→ **TASK REQUIREMENTS**
Copy only what runs from the line containing "Transcribe the text in this document." to the last line, both included, keeping it exact and omitting pictures.
--- START OF MATERIAL SUPPLIED ---
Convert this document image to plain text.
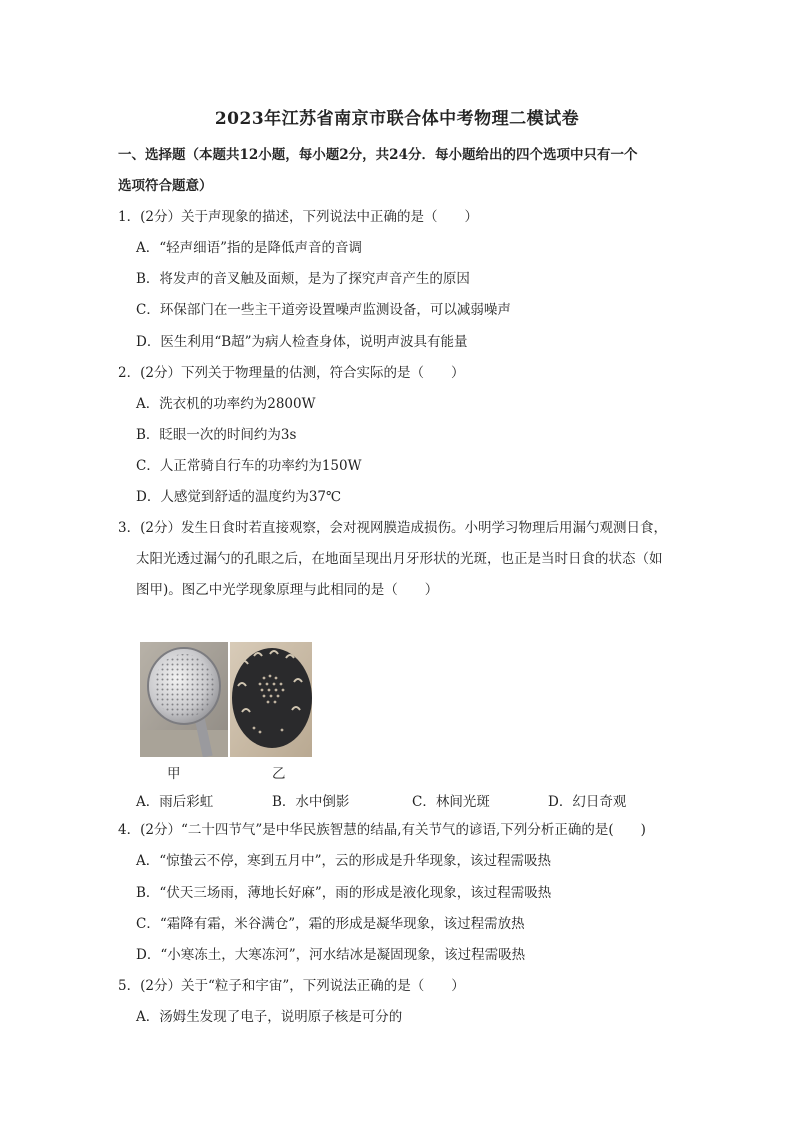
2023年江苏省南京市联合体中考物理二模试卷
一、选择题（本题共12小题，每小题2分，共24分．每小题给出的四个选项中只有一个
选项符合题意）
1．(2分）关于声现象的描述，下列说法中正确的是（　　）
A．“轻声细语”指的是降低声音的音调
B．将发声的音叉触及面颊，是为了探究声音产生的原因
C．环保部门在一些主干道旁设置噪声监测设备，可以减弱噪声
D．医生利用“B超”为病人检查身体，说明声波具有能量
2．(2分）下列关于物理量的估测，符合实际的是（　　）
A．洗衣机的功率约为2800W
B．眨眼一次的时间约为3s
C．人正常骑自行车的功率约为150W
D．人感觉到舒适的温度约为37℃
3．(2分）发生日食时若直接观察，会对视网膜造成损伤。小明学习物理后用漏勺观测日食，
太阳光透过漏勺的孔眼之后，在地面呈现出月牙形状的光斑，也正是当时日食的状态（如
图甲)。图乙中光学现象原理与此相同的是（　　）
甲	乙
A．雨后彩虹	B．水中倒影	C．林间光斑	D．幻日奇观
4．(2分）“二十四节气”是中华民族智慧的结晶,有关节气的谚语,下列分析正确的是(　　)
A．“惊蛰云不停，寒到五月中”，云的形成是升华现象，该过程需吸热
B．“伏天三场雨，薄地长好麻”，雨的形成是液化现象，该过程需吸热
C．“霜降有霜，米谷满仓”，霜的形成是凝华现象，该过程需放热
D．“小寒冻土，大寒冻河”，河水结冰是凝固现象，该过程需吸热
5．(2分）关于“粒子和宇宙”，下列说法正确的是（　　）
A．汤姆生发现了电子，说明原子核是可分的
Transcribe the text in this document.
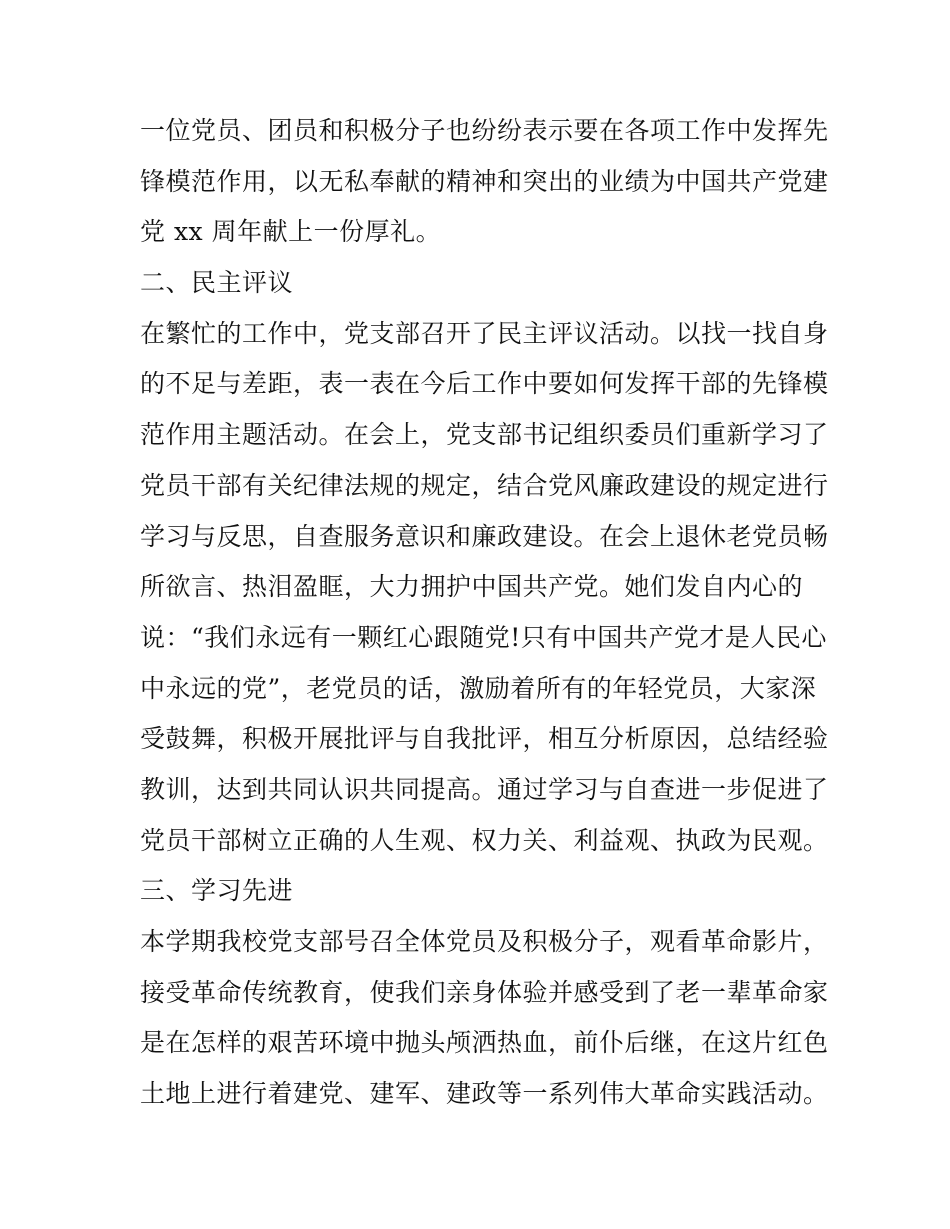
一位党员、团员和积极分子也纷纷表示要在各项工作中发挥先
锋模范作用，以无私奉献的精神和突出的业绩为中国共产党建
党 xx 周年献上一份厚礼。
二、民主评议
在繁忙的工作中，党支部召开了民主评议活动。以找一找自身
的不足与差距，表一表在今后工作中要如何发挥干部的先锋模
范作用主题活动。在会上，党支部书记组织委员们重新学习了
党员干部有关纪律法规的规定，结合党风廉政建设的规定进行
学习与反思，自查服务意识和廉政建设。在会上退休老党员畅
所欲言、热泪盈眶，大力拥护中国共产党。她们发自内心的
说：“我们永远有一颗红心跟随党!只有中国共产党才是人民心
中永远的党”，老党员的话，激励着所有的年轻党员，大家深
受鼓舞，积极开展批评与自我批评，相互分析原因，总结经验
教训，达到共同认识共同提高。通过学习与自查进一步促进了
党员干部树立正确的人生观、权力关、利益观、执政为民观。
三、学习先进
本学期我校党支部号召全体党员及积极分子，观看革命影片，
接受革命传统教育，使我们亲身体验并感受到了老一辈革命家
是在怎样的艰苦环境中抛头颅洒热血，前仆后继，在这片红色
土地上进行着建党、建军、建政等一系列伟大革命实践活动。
--- END OF MATERIAL SUPPLIED ---
→ **RESULT OF THE EXERCISE**
Transcribe the text in this document.
一位党员、团员和积极分子也纷纷表示要在各项工作中发挥先
锋模范作用，以无私奉献的精神和突出的业绩为中国共产党建
党 xx 周年献上一份厚礼。
二、民主评议
在繁忙的工作中，党支部召开了民主评议活动。以找一找自身
的不足与差距，表一表在今后工作中要如何发挥干部的先锋模
范作用主题活动。在会上，党支部书记组织委员们重新学习了
党员干部有关纪律法规的规定，结合党风廉政建设的规定进行
学习与反思，自查服务意识和廉政建设。在会上退休老党员畅
所欲言、热泪盈眶，大力拥护中国共产党。她们发自内心的
说：“我们永远有一颗红心跟随党!只有中国共产党才是人民心
中永远的党”，老党员的话，激励着所有的年轻党员，大家深
受鼓舞，积极开展批评与自我批评，相互分析原因，总结经验
教训，达到共同认识共同提高。通过学习与自查进一步促进了
党员干部树立正确的人生观、权力关、利益观、执政为民观。
三、学习先进
本学期我校党支部号召全体党员及积极分子，观看革命影片，
接受革命传统教育，使我们亲身体验并感受到了老一辈革命家
是在怎样的艰苦环境中抛头颅洒热血，前仆后继，在这片红色
土地上进行着建党、建军、建政等一系列伟大革命实践活动。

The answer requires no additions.